某一集合中存储的条目:
☆ ☆ ☆ ☆
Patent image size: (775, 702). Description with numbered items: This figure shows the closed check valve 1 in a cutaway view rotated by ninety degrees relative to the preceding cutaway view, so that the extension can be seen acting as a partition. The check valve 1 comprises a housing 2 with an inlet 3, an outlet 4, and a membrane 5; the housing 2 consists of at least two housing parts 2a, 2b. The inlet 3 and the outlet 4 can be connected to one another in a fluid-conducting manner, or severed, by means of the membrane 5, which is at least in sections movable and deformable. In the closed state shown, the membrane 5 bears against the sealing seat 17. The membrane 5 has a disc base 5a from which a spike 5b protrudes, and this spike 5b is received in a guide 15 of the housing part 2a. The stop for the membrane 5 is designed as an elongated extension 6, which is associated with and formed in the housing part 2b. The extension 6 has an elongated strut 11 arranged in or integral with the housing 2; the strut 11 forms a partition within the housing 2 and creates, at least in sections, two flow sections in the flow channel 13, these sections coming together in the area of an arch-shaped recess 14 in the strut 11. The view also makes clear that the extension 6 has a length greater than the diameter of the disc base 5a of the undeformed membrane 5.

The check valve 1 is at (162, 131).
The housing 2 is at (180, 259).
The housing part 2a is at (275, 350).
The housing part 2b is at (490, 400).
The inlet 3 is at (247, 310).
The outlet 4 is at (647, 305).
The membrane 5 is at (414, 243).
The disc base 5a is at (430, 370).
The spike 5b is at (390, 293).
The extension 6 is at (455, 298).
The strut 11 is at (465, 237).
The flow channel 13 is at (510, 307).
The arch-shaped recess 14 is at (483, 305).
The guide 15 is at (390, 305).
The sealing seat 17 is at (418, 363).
☆ ☆ ☆ ☆
请将以下各行原样重新录入：自第一行起，至含有“The flow channel 13 is at (510, 307).”的那一行为止，首尾两行均包括在内。

Patent image size: (775, 702). Description with numbered items: This figure shows the closed check valve 1 in a cutaway view rotated by ninety degrees relative to the preceding cutaway view, so that the extension can be seen acting as a partition. The check valve 1 comprises a housing 2 with an inlet 3, an outlet 4, and a membrane 5; the housing 2 consists of at least two housing parts 2a, 2b. The inlet 3 and the outlet 4 can be connected to one another in a fluid-conducting manner, or severed, by means of the membrane 5, which is at least in sections movable and deformable. In the closed state shown, the membrane 5 bears against the sealing seat 17. The membrane 5 has a disc base 5a from which a spike 5b protrudes, and this spike 5b is received in a guide 15 of the housing part 2a. The stop for the membrane 5 is designed as an elongated extension 6, which is associated with and formed in the housing part 2b. The extension 6 has an elongated strut 11 arranged in or integral with the housing 2; the strut 11 forms a partition within the housing 2 and creates, at least in sections, two flow sections in the flow channel 13, these sections coming together in the area of an arch-shaped recess 14 in the strut 11. The view also makes clear that the extension 6 has a length greater than the diameter of the disc base 5a of the undeformed membrane 5.

The check valve 1 is at (162, 131).
The housing 2 is at (180, 259).
The housing part 2a is at (275, 350).
The housing part 2b is at (490, 400).
The inlet 3 is at (247, 310).
The outlet 4 is at (647, 305).
The membrane 5 is at (414, 243).
The disc base 5a is at (430, 370).
The spike 5b is at (390, 293).
The extension 6 is at (455, 298).
The strut 11 is at (465, 237).
The flow channel 13 is at (510, 307).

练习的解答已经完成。